PROBLEM DESCRIPTION: Take the line containing "What text is on this page?" and all lines after it to the end of the records, and output them exactly.

DATA SHOWN:
=-=-=-=-=

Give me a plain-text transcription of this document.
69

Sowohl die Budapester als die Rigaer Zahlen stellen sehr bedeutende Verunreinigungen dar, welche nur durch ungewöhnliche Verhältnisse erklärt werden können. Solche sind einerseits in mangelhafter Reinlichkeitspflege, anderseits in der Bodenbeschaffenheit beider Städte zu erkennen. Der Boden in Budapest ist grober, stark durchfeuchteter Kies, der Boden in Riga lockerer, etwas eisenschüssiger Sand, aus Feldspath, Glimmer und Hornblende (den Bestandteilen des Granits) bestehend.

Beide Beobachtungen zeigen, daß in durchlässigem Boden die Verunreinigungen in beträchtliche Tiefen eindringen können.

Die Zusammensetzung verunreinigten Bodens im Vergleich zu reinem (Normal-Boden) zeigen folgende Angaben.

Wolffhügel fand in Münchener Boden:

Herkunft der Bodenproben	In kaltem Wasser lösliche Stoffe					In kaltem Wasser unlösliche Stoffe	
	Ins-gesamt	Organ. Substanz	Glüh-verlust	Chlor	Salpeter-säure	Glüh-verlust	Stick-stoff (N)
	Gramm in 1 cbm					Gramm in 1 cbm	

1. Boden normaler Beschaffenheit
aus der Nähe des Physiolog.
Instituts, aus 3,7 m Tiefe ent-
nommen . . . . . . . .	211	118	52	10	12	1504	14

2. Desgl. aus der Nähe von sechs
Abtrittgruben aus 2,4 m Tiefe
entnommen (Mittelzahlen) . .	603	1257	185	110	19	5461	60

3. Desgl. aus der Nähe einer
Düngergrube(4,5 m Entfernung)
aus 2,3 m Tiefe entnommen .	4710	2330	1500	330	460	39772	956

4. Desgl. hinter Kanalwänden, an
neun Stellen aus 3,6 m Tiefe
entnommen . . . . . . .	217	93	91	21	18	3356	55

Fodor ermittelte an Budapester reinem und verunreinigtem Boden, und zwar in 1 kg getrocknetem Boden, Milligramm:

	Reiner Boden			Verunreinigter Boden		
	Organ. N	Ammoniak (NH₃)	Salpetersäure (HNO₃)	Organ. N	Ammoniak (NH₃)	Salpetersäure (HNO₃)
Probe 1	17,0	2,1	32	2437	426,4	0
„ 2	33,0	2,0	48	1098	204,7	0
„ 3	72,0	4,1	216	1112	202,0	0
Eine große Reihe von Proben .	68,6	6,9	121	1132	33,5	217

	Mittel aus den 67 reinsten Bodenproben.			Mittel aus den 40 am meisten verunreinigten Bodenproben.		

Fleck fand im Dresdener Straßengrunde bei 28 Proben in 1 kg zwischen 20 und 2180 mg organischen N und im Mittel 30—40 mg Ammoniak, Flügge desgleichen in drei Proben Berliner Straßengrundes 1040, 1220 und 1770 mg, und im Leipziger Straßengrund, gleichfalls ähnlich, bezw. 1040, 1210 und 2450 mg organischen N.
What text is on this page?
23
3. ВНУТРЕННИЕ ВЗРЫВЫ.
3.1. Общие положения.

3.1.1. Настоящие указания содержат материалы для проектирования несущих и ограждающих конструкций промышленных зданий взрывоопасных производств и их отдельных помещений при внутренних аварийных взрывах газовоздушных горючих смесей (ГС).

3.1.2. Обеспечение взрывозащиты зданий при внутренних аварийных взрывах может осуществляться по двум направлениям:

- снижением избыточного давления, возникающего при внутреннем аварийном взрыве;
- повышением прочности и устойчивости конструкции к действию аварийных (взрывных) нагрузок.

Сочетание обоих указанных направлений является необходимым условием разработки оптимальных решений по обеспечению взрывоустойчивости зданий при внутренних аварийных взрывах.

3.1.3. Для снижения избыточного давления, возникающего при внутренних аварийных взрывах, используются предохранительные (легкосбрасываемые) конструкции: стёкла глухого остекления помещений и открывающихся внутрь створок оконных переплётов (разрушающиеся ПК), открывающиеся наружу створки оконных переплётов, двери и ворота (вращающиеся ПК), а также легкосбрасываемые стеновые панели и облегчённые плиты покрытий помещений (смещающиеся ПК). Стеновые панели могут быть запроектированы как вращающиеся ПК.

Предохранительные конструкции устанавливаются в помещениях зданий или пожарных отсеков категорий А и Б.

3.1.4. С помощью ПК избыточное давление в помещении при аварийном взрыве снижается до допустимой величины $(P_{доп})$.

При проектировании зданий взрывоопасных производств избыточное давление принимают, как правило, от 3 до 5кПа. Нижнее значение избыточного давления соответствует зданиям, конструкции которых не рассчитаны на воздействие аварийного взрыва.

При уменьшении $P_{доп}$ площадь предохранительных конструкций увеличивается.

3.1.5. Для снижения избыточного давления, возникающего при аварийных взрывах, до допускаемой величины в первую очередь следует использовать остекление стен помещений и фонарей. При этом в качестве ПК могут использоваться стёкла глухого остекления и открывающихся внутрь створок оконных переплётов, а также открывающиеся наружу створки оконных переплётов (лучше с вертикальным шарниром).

=-=-=-=-=

WRITTEN SOLUTION:
What text is on this page?
23
3. ВНУТРЕННИЕ ВЗРЫВЫ.
3.1. Общие положения.

3.1.1. Настоящие указания содержат материалы для проектирования несущих и ограждающих конструкций промышленных зданий взрывоопасных производств и их отдельных помещений при внутренних аварийных взрывах газовоздушных горючих смесей (ГС).

3.1.2. Обеспечение взрывозащиты зданий при внутренних аварийных взрывах может осуществляться по двум направлениям:

- снижением избыточного давления, возникающего при внутреннем аварийном взрыве;
- повышением прочности и устойчивости конструкции к действию аварийных (взрывных) нагрузок.

Сочетание обоих указанных направлений является необходимым условием разработки оптимальных решений по обеспечению взрывоустойчивости зданий при внутренних аварийных взрывах.

3.1.3. Для снижения избыточного давления, возникающего при внутренних аварийных взрывах, используются предохранительные (легкосбрасываемые) конструкции: стёкла глухого остекления помещений и открывающихся внутрь створок оконных переплётов (разрушающиеся ПК), открывающиеся наружу створки оконных переплётов, двери и ворота (вращающиеся ПК), а также легкосбрасываемые стеновые панели и облегчённые плиты покрытий помещений (смещающиеся ПК). Стеновые панели могут быть запроектированы как вращающиеся ПК.

Предохранительные конструкции устанавливаются в помещениях зданий или пожарных отсеков категорий А и Б.

3.1.4. С помощью ПК избыточное давление в помещении при аварийном взрыве снижается до допустимой величины $(P_{доп})$.

При проектировании зданий взрывоопасных производств избыточное давление принимают, как правило, от 3 до 5кПа. Нижнее значение избыточного давления соответствует зданиям, конструкции которых не рассчитаны на воздействие аварийного взрыва.

При уменьшении $P_{доп}$ площадь предохранительных конструкций увеличивается.

3.1.5. Для снижения избыточного давления, возникающего при аварийных взрывах, до допускаемой величины в первую очередь следует использовать остекление стен помещений и фонарей. При этом в качестве ПК могут использоваться стёкла глухого остекления и открывающихся внутрь створок оконных переплётов, а также открывающиеся наружу створки оконных переплётов (лучше с вертикальным шарниром).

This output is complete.